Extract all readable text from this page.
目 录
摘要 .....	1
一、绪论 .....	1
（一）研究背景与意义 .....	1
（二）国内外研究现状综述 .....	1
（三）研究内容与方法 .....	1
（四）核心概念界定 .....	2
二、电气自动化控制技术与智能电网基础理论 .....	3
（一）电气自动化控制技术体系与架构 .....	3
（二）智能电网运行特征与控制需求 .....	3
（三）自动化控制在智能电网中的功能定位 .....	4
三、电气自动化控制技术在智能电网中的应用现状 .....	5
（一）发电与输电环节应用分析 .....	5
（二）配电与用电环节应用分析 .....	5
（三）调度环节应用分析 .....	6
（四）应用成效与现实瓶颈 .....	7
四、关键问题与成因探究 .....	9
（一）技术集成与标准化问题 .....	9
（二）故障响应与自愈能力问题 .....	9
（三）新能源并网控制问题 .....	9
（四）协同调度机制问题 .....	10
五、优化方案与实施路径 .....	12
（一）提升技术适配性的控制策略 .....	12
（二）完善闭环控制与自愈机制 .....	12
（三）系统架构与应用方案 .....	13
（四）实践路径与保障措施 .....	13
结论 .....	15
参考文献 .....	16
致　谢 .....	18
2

—————

- [Problem to work on]: Copy all the records above precisely.

- [Result below]:
Extract all readable text from this page.
目 录
摘要 .....	1
一、绪论 .....	1
（一）研究背景与意义 .....	1
（二）国内外研究现状综述 .....	1
（三）研究内容与方法 .....	1
（四）核心概念界定 .....	2
二、电气自动化控制技术与智能电网基础理论 .....	3
（一）电气自动化控制技术体系与架构 .....	3
（二）智能电网运行特征与控制需求 .....	3
（三）自动化控制在智能电网中的功能定位 .....	4
三、电气自动化控制技术在智能电网中的应用现状 .....	5
（一）发电与输电环节应用分析 .....	5
（二）配电与用电环节应用分析 .....	5
（三）调度环节应用分析 .....	6
（四）应用成效与现实瓶颈 .....	7
四、关键问题与成因探究 .....	9
（一）技术集成与标准化问题 .....	9
（二）故障响应与自愈能力问题 .....	9
（三）新能源并网控制问题 .....	9
（四）协同调度机制问题 .....	10
五、优化方案与实施路径 .....	12
（一）提升技术适配性的控制策略 .....	12
（二）完善闭环控制与自愈机制 .....	12
（三）系统架构与应用方案 .....	13
（四）实践路径与保障措施 .....	13
结论 .....	15
参考文献 .....	16
致　谢 .....	18
2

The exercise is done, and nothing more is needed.